● DIRECTIONS FOR THIS TASK
How many lines in the records below hold the string "ISBN"? Please answer with the number and nothing more.

(Saved entries)
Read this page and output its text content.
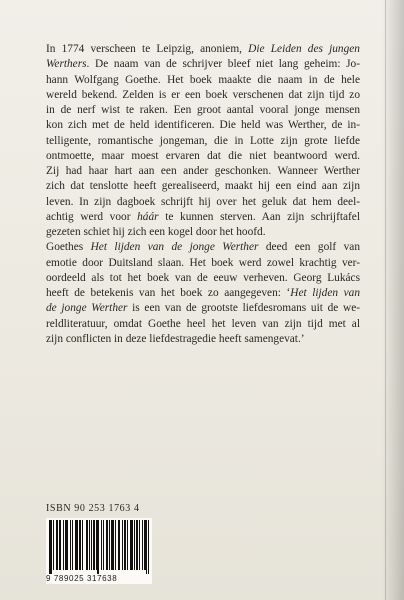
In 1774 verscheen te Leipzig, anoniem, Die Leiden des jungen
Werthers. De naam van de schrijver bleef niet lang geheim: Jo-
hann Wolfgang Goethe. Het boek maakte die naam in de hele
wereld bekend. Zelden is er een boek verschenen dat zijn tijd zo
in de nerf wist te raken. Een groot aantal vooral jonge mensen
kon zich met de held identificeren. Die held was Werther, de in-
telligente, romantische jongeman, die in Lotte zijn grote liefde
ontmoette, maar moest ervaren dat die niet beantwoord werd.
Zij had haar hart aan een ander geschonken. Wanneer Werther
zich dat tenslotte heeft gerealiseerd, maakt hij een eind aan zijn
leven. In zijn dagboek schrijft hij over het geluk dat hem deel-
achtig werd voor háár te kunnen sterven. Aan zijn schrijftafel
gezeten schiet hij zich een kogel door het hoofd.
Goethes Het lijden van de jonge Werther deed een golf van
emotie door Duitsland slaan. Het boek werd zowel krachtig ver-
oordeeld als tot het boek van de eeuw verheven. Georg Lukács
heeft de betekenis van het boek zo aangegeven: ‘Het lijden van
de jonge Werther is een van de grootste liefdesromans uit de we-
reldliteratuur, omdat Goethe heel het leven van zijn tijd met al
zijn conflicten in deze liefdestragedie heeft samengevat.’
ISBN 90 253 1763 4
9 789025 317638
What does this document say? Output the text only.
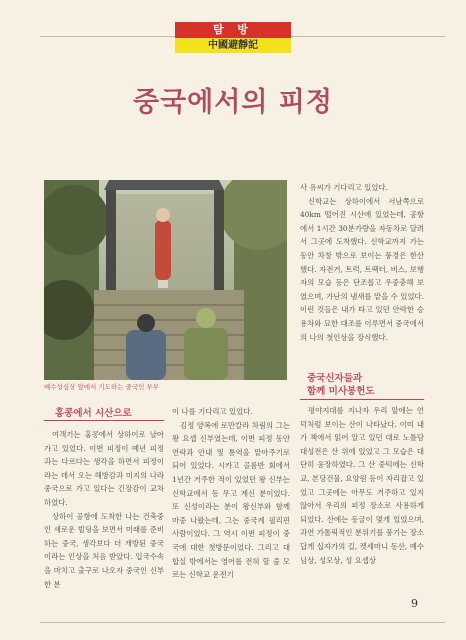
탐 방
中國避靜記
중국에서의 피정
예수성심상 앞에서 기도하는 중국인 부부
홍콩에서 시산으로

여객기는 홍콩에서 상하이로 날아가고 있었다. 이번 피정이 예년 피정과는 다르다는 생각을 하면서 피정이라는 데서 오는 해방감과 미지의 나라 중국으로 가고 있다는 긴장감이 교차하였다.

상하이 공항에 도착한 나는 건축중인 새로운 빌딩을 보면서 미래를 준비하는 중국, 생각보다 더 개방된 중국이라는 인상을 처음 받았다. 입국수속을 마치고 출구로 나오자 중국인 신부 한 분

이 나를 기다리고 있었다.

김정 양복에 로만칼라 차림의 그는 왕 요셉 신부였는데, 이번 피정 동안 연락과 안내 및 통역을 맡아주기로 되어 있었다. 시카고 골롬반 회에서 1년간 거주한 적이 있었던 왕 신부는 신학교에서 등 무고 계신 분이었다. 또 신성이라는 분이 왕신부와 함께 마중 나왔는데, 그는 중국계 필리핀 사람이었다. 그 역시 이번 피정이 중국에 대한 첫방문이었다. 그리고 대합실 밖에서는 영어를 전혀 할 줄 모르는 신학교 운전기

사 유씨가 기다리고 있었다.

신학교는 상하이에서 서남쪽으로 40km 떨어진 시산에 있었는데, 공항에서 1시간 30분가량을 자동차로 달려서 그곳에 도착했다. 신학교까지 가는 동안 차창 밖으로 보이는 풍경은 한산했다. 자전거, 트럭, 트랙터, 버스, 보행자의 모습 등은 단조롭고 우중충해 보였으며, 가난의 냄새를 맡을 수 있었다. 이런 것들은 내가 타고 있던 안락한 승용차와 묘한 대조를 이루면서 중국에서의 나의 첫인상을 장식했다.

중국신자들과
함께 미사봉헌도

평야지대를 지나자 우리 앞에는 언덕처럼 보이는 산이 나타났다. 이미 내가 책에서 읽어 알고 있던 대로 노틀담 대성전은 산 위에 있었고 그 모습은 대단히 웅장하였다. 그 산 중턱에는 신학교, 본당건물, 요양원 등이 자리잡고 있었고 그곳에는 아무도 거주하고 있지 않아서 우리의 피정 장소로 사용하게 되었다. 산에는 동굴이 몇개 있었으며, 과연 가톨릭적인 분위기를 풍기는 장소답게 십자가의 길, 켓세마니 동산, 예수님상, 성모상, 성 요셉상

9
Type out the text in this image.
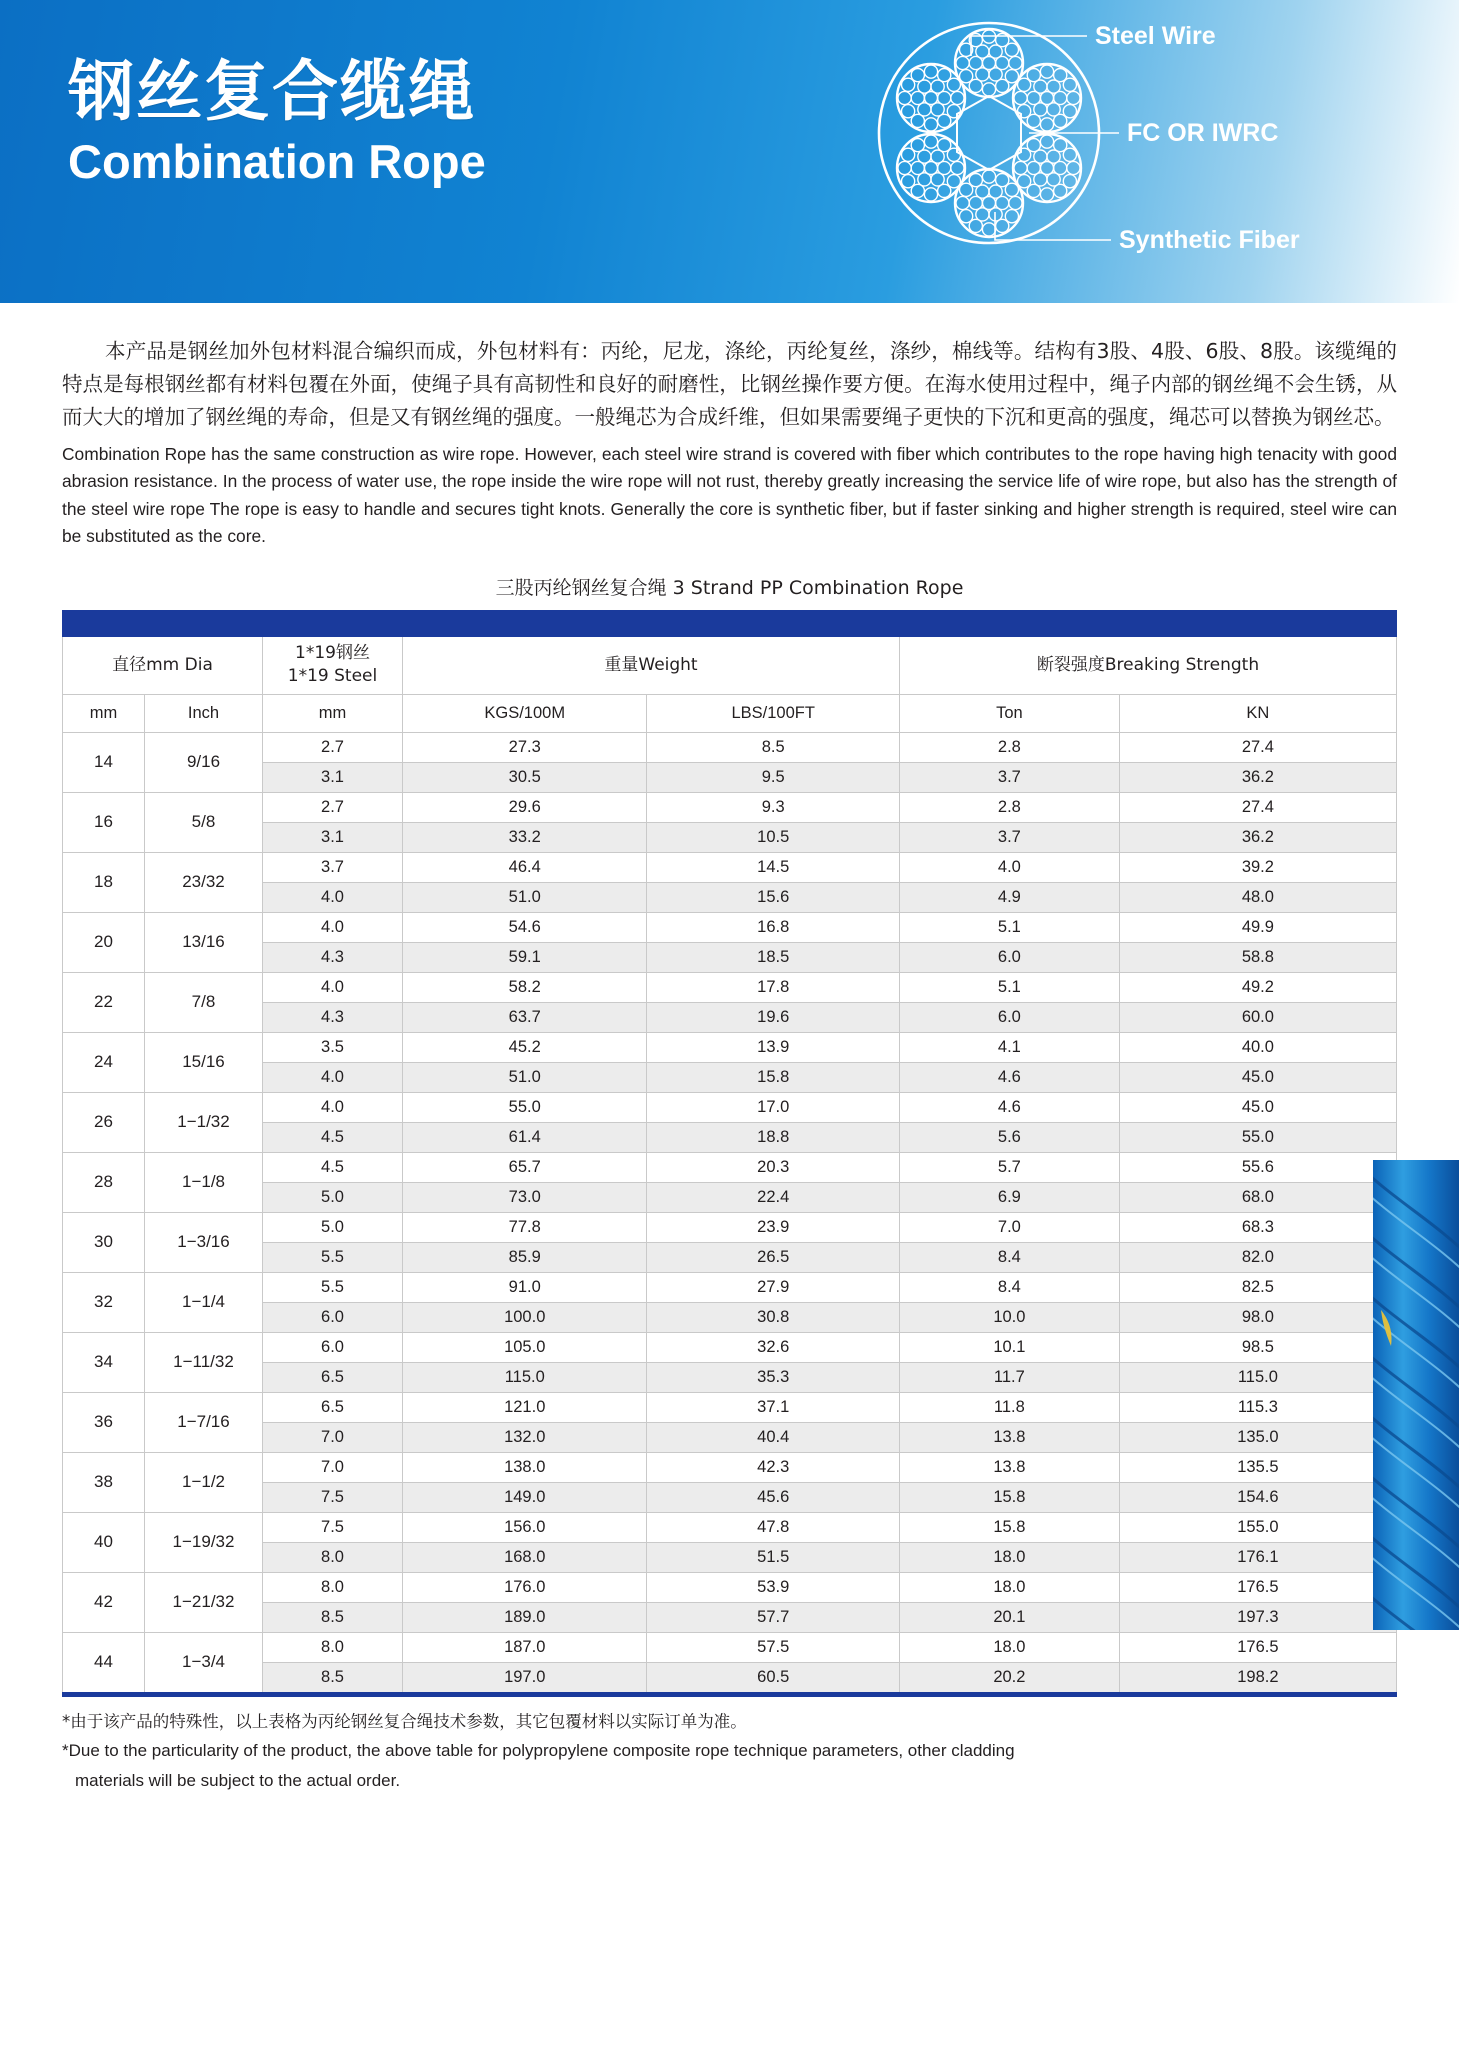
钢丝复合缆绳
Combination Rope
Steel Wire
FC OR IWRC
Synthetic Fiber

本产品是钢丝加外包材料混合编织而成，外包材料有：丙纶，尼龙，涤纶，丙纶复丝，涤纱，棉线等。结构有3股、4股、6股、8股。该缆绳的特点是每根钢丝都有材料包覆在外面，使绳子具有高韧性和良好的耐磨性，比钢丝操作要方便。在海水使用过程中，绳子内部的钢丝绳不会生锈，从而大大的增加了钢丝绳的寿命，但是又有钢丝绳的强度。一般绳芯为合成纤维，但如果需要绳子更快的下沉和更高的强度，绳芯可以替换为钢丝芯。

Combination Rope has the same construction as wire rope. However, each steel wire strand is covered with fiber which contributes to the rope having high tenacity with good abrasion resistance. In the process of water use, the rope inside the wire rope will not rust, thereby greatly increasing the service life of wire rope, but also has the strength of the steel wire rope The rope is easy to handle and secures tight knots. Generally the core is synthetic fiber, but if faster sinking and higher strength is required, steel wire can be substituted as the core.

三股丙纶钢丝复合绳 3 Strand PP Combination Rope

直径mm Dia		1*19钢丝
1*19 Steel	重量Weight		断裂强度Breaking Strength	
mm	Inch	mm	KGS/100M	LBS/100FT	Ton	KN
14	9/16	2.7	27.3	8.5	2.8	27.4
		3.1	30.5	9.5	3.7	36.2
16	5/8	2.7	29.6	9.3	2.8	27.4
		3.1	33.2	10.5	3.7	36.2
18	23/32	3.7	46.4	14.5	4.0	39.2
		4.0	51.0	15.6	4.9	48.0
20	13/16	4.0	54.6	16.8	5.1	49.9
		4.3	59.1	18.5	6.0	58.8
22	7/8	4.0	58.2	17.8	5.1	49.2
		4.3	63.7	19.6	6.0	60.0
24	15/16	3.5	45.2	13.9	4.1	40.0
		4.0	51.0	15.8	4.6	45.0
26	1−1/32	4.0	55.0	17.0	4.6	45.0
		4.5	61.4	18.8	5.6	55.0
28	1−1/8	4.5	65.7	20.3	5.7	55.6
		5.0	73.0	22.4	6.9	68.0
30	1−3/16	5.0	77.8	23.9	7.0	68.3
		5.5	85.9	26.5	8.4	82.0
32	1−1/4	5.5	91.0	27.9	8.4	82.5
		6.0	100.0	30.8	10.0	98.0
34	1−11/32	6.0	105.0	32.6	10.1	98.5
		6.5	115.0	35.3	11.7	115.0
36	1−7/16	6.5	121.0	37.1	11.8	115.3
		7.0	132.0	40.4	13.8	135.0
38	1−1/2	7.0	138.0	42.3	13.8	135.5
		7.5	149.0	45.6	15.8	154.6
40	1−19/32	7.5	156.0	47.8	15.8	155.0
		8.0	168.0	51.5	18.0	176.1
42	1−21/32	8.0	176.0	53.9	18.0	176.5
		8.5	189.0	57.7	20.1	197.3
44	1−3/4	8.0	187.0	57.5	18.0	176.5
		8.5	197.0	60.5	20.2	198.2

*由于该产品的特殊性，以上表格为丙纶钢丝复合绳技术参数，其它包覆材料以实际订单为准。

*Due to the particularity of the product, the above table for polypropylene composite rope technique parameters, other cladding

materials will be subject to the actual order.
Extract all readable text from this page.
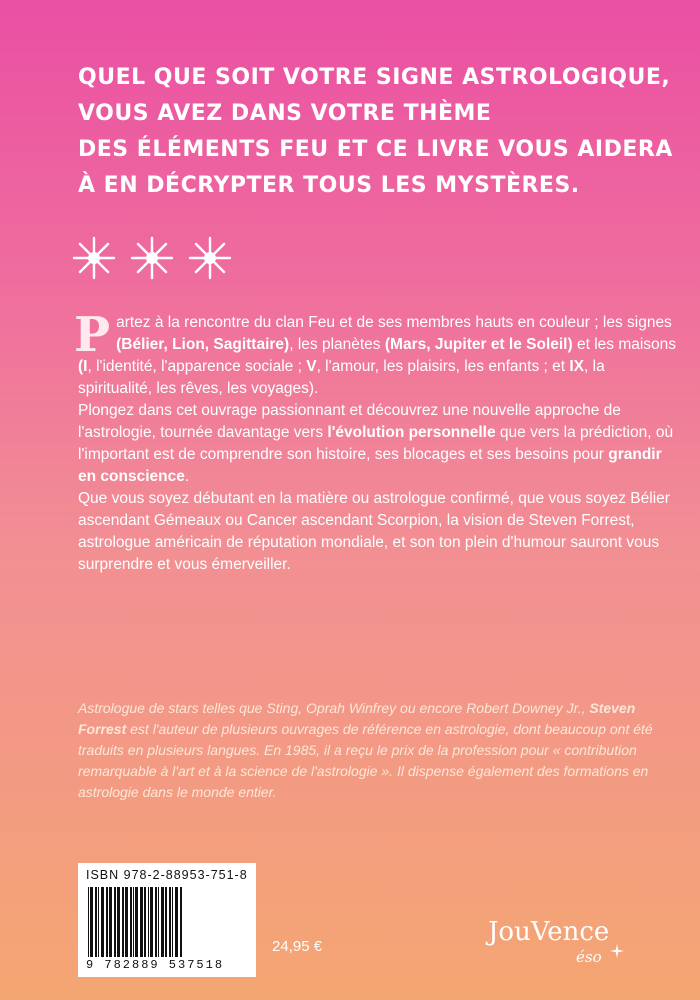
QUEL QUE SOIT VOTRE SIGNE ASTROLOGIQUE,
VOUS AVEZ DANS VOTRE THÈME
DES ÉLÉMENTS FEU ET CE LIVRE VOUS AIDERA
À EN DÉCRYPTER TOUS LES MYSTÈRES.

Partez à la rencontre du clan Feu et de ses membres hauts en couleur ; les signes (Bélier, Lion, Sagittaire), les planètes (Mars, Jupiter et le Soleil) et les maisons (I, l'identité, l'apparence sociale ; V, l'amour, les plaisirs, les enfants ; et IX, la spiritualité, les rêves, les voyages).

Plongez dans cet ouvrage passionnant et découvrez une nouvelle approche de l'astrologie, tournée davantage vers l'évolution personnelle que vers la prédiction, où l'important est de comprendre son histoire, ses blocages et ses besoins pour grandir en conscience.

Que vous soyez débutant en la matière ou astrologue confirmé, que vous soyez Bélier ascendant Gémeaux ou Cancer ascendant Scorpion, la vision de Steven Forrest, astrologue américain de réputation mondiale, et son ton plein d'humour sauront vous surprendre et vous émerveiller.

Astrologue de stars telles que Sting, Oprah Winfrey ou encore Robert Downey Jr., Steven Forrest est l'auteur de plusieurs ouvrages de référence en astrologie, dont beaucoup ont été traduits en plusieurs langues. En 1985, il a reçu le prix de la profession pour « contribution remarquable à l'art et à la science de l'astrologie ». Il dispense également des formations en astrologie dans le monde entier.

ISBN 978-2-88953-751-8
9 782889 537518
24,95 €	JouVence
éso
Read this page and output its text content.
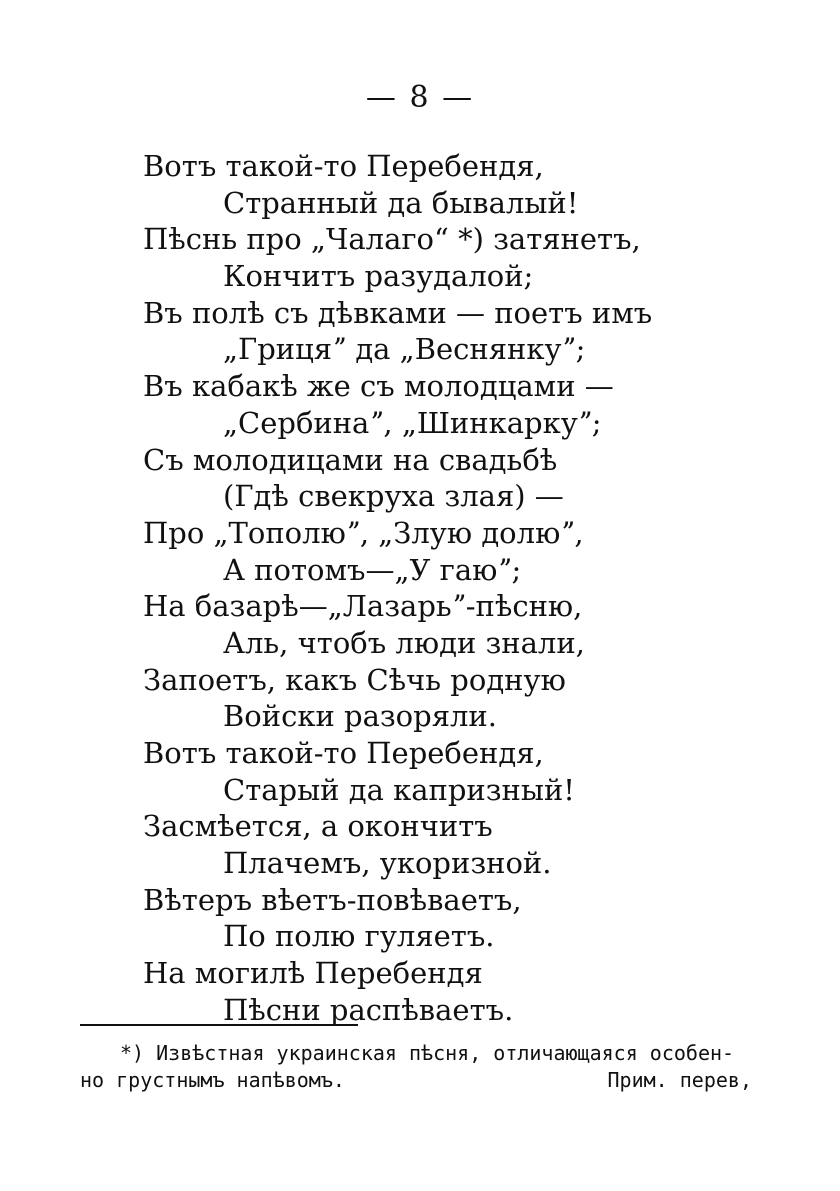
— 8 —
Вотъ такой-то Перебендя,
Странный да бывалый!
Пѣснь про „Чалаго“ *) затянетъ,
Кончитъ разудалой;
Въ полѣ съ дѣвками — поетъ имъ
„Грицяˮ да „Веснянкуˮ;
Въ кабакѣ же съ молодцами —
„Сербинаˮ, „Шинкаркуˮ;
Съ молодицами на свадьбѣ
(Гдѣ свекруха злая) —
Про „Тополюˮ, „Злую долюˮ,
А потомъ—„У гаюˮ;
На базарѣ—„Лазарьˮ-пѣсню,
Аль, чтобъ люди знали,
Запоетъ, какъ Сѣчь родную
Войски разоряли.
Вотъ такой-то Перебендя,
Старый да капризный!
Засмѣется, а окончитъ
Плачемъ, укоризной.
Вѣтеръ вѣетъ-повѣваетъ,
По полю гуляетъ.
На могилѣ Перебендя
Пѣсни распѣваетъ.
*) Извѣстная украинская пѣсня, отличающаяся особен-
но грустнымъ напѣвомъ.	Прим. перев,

● OUTPUT BELOW
2